(Work required):
Produce an exact transcription of the listing below, omitting the pictures.

(Data lines):
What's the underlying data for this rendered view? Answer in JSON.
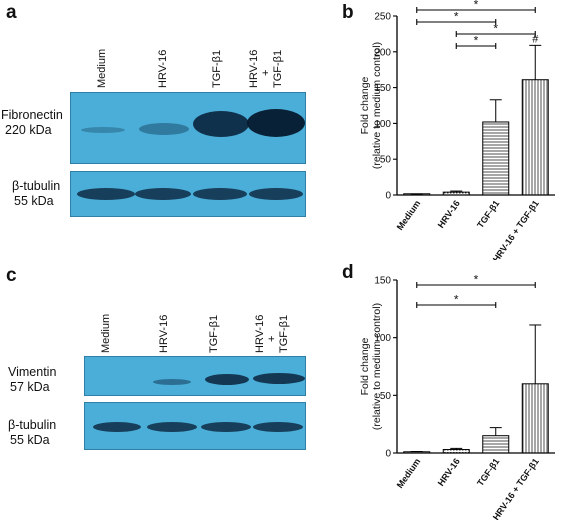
{
  "panels": {
    "a": {
      "letter": "a",
      "lanes": [
        "Medium",
        "HRV-16",
        "TGF-β1",
        "HRV-16",
        "+",
        "TGF-β1"
      ],
      "blot1_label": [
        "Fibronectin",
        "220 kDa"
      ],
      "blot2_label": [
        "β-tubulin",
        "55 kDa"
      ]
    },
    "c": {
      "letter": "c",
      "lanes": [
        "Medium",
        "HRV-16",
        "TGF-β1",
        "HRV-16",
        "+",
        "TGF-β1"
      ],
      "blot1_label": [
        "Vimentin",
        "57 kDa"
      ],
      "blot2_label": [
        "β-tubulin",
        "55 kDa"
      ]
    },
    "b": {
      "letter": "b"
    },
    "d": {
      "letter": "d"
    }
  },
  "chart_data": [
    {
      "panel": "b",
      "type": "bar",
      "categories": [
        "Medium",
        "HRV-16",
        "TGF-β1",
        "HRV-16 + TGF-β1"
      ],
      "values": [
        1,
        4,
        102,
        161
      ],
      "errors": [
        0.5,
        1.5,
        31,
        48
      ],
      "ylabel": [
        "Fold change",
        "(relative to medium control)"
      ],
      "ylim": [
        0,
        250
      ],
      "yticks": [
        0,
        50,
        100,
        150,
        200,
        250
      ],
      "significance": [
        {
          "from": 0,
          "to": 3,
          "label": "*"
        },
        {
          "from": 0,
          "to": 2,
          "label": "*"
        },
        {
          "from": 1,
          "to": 3,
          "label": "*"
        },
        {
          "from": 1,
          "to": 2,
          "label": "*"
        }
      ],
      "bar_annotations": [
        {
          "index": 3,
          "label": "#"
        }
      ]
    },
    {
      "panel": "d",
      "type": "bar",
      "categories": [
        "Medium",
        "HRV-16",
        "TGF-β1",
        "HRV-16 + TGF-β1"
      ],
      "values": [
        1,
        3,
        15,
        60
      ],
      "errors": [
        0.3,
        1,
        7,
        51
      ],
      "ylabel": [
        "Fold change",
        "(relative to medium control)"
      ],
      "ylim": [
        0,
        150
      ],
      "yticks": [
        0,
        50,
        100,
        150
      ],
      "significance": [
        {
          "from": 0,
          "to": 3,
          "label": "*"
        },
        {
          "from": 0,
          "to": 2,
          "label": "*"
        }
      ],
      "bar_annotations": []
    }
  ]
}
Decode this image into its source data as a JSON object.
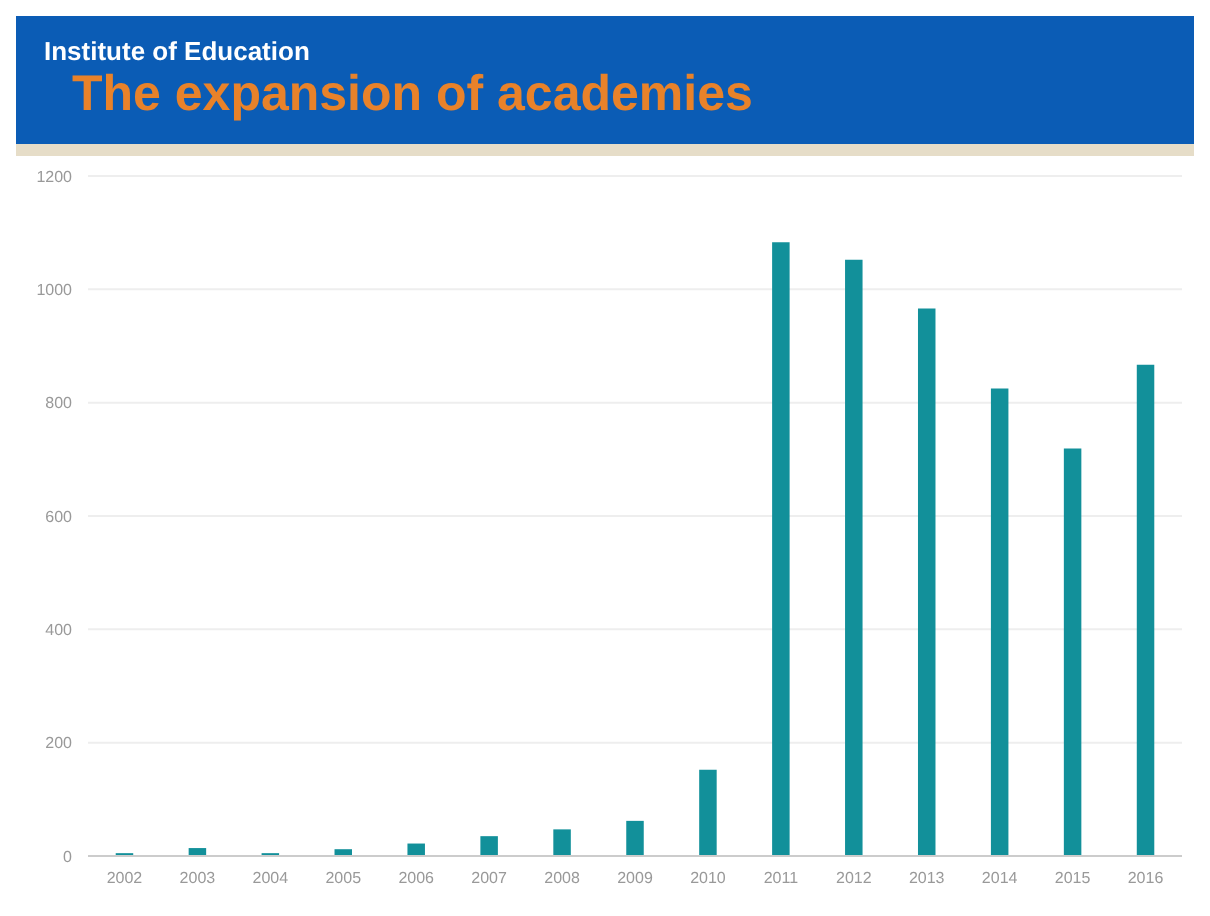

(Exercise answer):
What's the underlying data for this rendered view? Answer in JSON.
{
  "panels": {
    "a": {
      "letter": "a",
      "lanes": [
        "Medium",
        "HRV-16",
        "TGF-β1",
        "HRV-16",
        "+",
        "TGF-β1"
      ],
      "blot1_label": [
        "Fibronectin",
        "220 kDa"
      ],
      "blot2_label": [
        "β-tubulin",
        "55 kDa"
      ]
    },
    "c": {
      "letter": "c",
      "lanes": [
        "Medium",
        "HRV-16",
        "TGF-β1",
        "HRV-16",
        "+",
        "TGF-β1"
      ],
      "blot1_label": [
        "Vimentin",
        "57 kDa"
      ],
      "blot2_label": [
        "β-tubulin",
        "55 kDa"
      ]
    },
    "b": {
      "letter": "b"
    },
    "d": {
      "letter": "d"
    }
  },
  "chart_data": [
    {
      "panel": "b",
      "type": "bar",
      "categories": [
        "Medium",
        "HRV-16",
        "TGF-β1",
        "HRV-16 + TGF-β1"
      ],
      "values": [
        1,
        4,
        102,
        161
      ],
      "errors": [
        0.5,
        1.5,
        31,
        48
      ],
      "ylabel": [
        "Fold change",
        "(relative to medium control)"
      ],
      "ylim": [
        0,
        250
      ],
      "yticks": [
        0,
        50,
        100,
        150,
        200,
        250
      ],
      "significance": [
        {
          "from": 0,
          "to": 3,
          "label": "*"
        },
        {
          "from": 0,
          "to": 2,
          "label": "*"
        },
        {
          "from": 1,
          "to": 3,
          "label": "*"
        },
        {
          "from": 1,
          "to": 2,
          "label": "*"
        }
      ],
      "bar_annotations": [
        {
          "index": 3,
          "label": "#"
        }
      ]
    },
    {
      "panel": "d",
      "type": "bar",
      "categories": [
        "Medium",
        "HRV-16",
        "TGF-β1",
        "HRV-16 + TGF-β1"
      ],
      "values": [
        1,
        3,
        15,
        60
      ],
      "errors": [
        0.3,
        1,
        7,
        51
      ],
      "ylabel": [
        "Fold change",
        "(relative to medium control)"
      ],
      "ylim": [
        0,
        150
      ],
      "yticks": [
        0,
        50,
        100,
        150
      ],
      "significance": [
        {
          "from": 0,
          "to": 3,
          "label": "*"
        },
        {
          "from": 0,
          "to": 2,
          "label": "*"
        }
      ],
      "bar_annotations": []
    }
  ]
}
Decode this image into its source data as a JSON object.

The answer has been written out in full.